*Task input*:

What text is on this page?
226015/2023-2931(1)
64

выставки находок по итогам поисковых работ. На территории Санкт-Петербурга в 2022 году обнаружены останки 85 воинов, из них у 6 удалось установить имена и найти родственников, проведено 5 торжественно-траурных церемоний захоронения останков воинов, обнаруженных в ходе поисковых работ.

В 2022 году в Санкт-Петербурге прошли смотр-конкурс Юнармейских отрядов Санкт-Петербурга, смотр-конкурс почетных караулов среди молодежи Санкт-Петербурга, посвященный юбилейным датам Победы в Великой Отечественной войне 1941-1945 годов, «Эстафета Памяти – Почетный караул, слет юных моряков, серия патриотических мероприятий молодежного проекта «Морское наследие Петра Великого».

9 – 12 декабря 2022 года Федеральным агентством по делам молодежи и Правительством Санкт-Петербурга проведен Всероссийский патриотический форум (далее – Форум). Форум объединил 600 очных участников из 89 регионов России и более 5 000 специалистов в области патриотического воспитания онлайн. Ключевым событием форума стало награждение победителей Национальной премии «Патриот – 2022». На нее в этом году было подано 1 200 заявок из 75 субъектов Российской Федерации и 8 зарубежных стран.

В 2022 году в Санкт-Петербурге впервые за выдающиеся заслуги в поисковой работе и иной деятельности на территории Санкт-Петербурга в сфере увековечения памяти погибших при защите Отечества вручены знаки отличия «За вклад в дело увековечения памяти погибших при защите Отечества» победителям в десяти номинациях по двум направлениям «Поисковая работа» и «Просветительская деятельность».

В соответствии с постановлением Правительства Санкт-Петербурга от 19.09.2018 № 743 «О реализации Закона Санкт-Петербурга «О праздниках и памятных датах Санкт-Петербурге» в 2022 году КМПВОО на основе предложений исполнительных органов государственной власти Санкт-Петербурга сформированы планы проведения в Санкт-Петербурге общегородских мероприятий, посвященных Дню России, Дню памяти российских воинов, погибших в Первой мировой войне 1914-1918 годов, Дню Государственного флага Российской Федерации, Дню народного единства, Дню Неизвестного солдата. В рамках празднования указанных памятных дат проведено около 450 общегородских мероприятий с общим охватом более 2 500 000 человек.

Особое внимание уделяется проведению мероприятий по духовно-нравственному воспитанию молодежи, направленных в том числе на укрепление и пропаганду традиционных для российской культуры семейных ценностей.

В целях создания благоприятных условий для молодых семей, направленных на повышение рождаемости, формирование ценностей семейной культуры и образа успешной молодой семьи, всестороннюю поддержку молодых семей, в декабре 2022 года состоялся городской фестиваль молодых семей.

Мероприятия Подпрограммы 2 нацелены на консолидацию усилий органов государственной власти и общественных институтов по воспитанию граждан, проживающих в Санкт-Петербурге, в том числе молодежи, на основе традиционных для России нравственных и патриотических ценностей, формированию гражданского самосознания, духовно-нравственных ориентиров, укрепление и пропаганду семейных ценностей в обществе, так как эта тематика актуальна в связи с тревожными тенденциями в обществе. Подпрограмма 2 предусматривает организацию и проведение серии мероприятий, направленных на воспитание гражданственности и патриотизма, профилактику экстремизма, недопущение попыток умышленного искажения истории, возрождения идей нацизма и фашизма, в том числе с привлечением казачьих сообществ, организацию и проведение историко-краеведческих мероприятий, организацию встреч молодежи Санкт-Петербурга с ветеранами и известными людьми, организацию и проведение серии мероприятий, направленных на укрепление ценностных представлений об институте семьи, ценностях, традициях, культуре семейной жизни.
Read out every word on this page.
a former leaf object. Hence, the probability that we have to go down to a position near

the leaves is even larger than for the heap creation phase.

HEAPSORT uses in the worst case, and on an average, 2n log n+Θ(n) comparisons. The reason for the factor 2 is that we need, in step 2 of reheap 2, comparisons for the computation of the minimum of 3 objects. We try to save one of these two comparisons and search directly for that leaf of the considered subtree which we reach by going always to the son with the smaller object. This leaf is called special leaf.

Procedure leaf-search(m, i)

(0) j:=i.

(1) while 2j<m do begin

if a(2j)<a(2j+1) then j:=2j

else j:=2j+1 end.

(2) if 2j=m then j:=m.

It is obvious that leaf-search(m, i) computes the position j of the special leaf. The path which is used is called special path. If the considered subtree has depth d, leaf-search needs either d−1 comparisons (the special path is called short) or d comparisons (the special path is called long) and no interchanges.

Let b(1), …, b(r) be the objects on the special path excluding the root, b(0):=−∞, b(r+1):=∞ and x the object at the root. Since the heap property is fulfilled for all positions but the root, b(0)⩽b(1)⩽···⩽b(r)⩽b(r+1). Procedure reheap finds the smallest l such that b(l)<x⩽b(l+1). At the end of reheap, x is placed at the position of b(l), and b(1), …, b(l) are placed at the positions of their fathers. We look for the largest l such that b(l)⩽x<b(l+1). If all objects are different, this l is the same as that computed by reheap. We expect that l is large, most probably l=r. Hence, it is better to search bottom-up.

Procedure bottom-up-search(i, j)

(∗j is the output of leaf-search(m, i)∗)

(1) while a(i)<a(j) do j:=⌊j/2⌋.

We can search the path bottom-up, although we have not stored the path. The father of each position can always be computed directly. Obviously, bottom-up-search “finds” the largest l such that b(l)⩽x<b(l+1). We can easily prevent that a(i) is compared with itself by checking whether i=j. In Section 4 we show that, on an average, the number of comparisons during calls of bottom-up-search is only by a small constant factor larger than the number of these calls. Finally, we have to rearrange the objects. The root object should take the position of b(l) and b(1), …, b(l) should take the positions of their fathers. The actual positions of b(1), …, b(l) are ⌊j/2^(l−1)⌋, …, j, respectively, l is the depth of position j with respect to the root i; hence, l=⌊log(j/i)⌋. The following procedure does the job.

*Task*: In the entries above, find every line holding the word "page" and copy it out.

*Response*:
What text is on this page?
Read out every word on this page.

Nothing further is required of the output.